(Collected data entries)

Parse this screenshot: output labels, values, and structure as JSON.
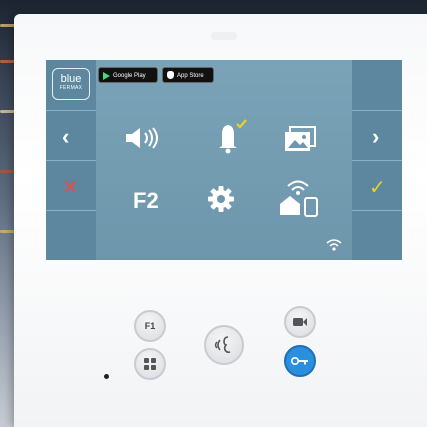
{
  "screen": {
    "logo_text": "blue",
    "logo_sub": "FERMAX",
    "google_play": "Google Play",
    "app_store": "App Store",
    "f2_label": "F2"
  },
  "buttons": {
    "f1_label": "F1"
  },
  "colors": {
    "screen_bg": "#6f98ad",
    "side_col": "#5c879e",
    "cancel_red": "#e84a4a",
    "accept_yellow": "#e8d12a",
    "door_blue": "#2b8fe0"
  }
}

▶ _WHAT TO WORK ON_:
Repeat each entry exactly. Pictures do not belong in the copy.

▶ _REPLY TO THE EXERCISE_:
Parse this screenshot: output labels, values, and structure as JSON.
{
  "screen": {
    "logo_text": "blue",
    "logo_sub": "FERMAX",
    "google_play": "Google Play",
    "app_store": "App Store",
    "f2_label": "F2"
  },
  "buttons": {
    "f1_label": "F1"
  },
  "colors": {
    "screen_bg": "#6f98ad",
    "side_col": "#5c879e",
    "cancel_red": "#e84a4a",
    "accept_yellow": "#e8d12a",
    "door_blue": "#2b8fe0"
  }
}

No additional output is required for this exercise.